*** Records to use

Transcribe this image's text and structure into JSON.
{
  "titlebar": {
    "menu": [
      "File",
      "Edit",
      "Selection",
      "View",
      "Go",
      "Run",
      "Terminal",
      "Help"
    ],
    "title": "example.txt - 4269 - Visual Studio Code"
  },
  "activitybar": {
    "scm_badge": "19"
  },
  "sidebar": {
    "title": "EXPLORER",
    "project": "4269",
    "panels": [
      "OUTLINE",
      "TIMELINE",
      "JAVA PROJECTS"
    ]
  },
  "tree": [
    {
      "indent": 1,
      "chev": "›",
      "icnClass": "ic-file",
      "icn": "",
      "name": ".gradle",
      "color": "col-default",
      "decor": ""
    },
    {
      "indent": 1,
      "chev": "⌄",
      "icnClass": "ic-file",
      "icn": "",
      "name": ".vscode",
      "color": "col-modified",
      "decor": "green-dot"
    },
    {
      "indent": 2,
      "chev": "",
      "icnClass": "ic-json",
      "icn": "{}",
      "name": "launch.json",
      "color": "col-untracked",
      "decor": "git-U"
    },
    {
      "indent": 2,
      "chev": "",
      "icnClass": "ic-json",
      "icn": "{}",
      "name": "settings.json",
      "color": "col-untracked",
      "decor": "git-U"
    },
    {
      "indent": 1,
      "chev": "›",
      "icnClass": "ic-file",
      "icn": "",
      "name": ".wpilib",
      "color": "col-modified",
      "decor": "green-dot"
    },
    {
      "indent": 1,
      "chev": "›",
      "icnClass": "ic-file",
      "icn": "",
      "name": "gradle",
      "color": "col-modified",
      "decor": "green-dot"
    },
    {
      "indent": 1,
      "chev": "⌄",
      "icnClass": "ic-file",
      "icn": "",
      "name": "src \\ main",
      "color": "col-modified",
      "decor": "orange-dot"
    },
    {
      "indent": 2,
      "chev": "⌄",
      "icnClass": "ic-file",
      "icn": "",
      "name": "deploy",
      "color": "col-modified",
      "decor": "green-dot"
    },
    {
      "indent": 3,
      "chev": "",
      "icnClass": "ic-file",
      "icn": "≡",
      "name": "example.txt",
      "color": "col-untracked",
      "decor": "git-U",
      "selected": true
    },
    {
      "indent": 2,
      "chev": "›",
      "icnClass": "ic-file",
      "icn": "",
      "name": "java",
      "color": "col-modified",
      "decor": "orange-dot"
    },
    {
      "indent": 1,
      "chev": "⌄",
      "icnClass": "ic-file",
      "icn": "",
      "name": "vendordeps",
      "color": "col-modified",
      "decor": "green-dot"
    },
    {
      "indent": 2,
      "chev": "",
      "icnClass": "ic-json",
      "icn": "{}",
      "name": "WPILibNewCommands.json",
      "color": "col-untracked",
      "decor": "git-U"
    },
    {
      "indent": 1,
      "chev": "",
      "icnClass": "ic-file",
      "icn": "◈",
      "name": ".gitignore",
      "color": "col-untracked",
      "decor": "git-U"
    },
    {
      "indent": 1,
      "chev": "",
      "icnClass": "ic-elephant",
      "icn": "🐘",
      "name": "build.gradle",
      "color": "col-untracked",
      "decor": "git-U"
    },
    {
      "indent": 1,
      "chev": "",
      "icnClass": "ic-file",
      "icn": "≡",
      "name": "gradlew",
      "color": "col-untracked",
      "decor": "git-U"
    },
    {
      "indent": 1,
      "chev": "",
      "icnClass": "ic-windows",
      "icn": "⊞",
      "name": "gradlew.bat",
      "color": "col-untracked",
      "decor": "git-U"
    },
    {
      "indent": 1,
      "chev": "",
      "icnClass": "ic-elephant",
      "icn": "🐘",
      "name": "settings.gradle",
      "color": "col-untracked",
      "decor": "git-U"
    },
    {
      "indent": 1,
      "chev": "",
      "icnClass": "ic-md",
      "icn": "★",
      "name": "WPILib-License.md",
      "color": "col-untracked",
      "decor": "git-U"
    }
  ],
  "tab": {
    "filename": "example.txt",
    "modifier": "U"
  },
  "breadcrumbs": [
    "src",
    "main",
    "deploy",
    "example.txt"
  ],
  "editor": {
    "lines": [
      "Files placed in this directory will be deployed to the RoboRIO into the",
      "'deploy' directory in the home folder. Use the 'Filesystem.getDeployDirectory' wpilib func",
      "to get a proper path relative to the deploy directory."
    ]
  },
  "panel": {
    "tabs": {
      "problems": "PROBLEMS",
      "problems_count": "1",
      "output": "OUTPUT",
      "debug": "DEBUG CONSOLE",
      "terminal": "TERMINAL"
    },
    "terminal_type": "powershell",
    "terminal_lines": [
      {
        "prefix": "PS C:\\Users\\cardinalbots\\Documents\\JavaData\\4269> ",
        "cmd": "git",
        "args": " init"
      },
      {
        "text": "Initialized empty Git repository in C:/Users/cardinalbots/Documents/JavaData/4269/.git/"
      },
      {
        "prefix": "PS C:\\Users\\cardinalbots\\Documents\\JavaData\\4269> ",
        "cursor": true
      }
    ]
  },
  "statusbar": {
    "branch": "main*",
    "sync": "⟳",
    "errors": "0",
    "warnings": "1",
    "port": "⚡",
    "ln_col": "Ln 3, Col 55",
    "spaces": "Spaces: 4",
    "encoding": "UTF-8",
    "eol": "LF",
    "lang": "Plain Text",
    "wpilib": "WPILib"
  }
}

******

To do: Word for word, extract all the records.

The reply:
Transcribe this image's text and structure into JSON.
{
  "titlebar": {
    "menu": [
      "File",
      "Edit",
      "Selection",
      "View",
      "Go",
      "Run",
      "Terminal",
      "Help"
    ],
    "title": "example.txt - 4269 - Visual Studio Code"
  },
  "activitybar": {
    "scm_badge": "19"
  },
  "sidebar": {
    "title": "EXPLORER",
    "project": "4269",
    "panels": [
      "OUTLINE",
      "TIMELINE",
      "JAVA PROJECTS"
    ]
  },
  "tree": [
    {
      "indent": 1,
      "chev": "›",
      "icnClass": "ic-file",
      "icn": "",
      "name": ".gradle",
      "color": "col-default",
      "decor": ""
    },
    {
      "indent": 1,
      "chev": "⌄",
      "icnClass": "ic-file",
      "icn": "",
      "name": ".vscode",
      "color": "col-modified",
      "decor": "green-dot"
    },
    {
      "indent": 2,
      "chev": "",
      "icnClass": "ic-json",
      "icn": "{}",
      "name": "launch.json",
      "color": "col-untracked",
      "decor": "git-U"
    },
    {
      "indent": 2,
      "chev": "",
      "icnClass": "ic-json",
      "icn": "{}",
      "name": "settings.json",
      "color": "col-untracked",
      "decor": "git-U"
    },
    {
      "indent": 1,
      "chev": "›",
      "icnClass": "ic-file",
      "icn": "",
      "name": ".wpilib",
      "color": "col-modified",
      "decor": "green-dot"
    },
    {
      "indent": 1,
      "chev": "›",
      "icnClass": "ic-file",
      "icn": "",
      "name": "gradle",
      "color": "col-modified",
      "decor": "green-dot"
    },
    {
      "indent": 1,
      "chev": "⌄",
      "icnClass": "ic-file",
      "icn": "",
      "name": "src \\ main",
      "color": "col-modified",
      "decor": "orange-dot"
    },
    {
      "indent": 2,
      "chev": "⌄",
      "icnClass": "ic-file",
      "icn": "",
      "name": "deploy",
      "color": "col-modified",
      "decor": "green-dot"
    },
    {
      "indent": 3,
      "chev": "",
      "icnClass": "ic-file",
      "icn": "≡",
      "name": "example.txt",
      "color": "col-untracked",
      "decor": "git-U",
      "selected": true
    },
    {
      "indent": 2,
      "chev": "›",
      "icnClass": "ic-file",
      "icn": "",
      "name": "java",
      "color": "col-modified",
      "decor": "orange-dot"
    },
    {
      "indent": 1,
      "chev": "⌄",
      "icnClass": "ic-file",
      "icn": "",
      "name": "vendordeps",
      "color": "col-modified",
      "decor": "green-dot"
    },
    {
      "indent": 2,
      "chev": "",
      "icnClass": "ic-json",
      "icn": "{}",
      "name": "WPILibNewCommands.json",
      "color": "col-untracked",
      "decor": "git-U"
    },
    {
      "indent": 1,
      "chev": "",
      "icnClass": "ic-file",
      "icn": "◈",
      "name": ".gitignore",
      "color": "col-untracked",
      "decor": "git-U"
    },
    {
      "indent": 1,
      "chev": "",
      "icnClass": "ic-elephant",
      "icn": "🐘",
      "name": "build.gradle",
      "color": "col-untracked",
      "decor": "git-U"
    },
    {
      "indent": 1,
      "chev": "",
      "icnClass": "ic-file",
      "icn": "≡",
      "name": "gradlew",
      "color": "col-untracked",
      "decor": "git-U"
    },
    {
      "indent": 1,
      "chev": "",
      "icnClass": "ic-windows",
      "icn": "⊞",
      "name": "gradlew.bat",
      "color": "col-untracked",
      "decor": "git-U"
    },
    {
      "indent": 1,
      "chev": "",
      "icnClass": "ic-elephant",
      "icn": "🐘",
      "name": "settings.gradle",
      "color": "col-untracked",
      "decor": "git-U"
    },
    {
      "indent": 1,
      "chev": "",
      "icnClass": "ic-md",
      "icn": "★",
      "name": "WPILib-License.md",
      "color": "col-untracked",
      "decor": "git-U"
    }
  ],
  "tab": {
    "filename": "example.txt",
    "modifier": "U"
  },
  "breadcrumbs": [
    "src",
    "main",
    "deploy",
    "example.txt"
  ],
  "editor": {
    "lines": [
      "Files placed in this directory will be deployed to the RoboRIO into the",
      "'deploy' directory in the home folder. Use the 'Filesystem.getDeployDirectory' wpilib func",
      "to get a proper path relative to the deploy directory."
    ]
  },
  "panel": {
    "tabs": {
      "problems": "PROBLEMS",
      "problems_count": "1",
      "output": "OUTPUT",
      "debug": "DEBUG CONSOLE",
      "terminal": "TERMINAL"
    },
    "terminal_type": "powershell",
    "terminal_lines": [
      {
        "prefix": "PS C:\\Users\\cardinalbots\\Documents\\JavaData\\4269> ",
        "cmd": "git",
        "args": " init"
      },
      {
        "text": "Initialized empty Git repository in C:/Users/cardinalbots/Documents/JavaData/4269/.git/"
      },
      {
        "prefix": "PS C:\\Users\\cardinalbots\\Documents\\JavaData\\4269> ",
        "cursor": true
      }
    ]
  },
  "statusbar": {
    "branch": "main*",
    "sync": "⟳",
    "errors": "0",
    "warnings": "1",
    "port": "⚡",
    "ln_col": "Ln 3, Col 55",
    "spaces": "Spaces: 4",
    "encoding": "UTF-8",
    "eol": "LF",
    "lang": "Plain Text",
    "wpilib": "WPILib"
  }
}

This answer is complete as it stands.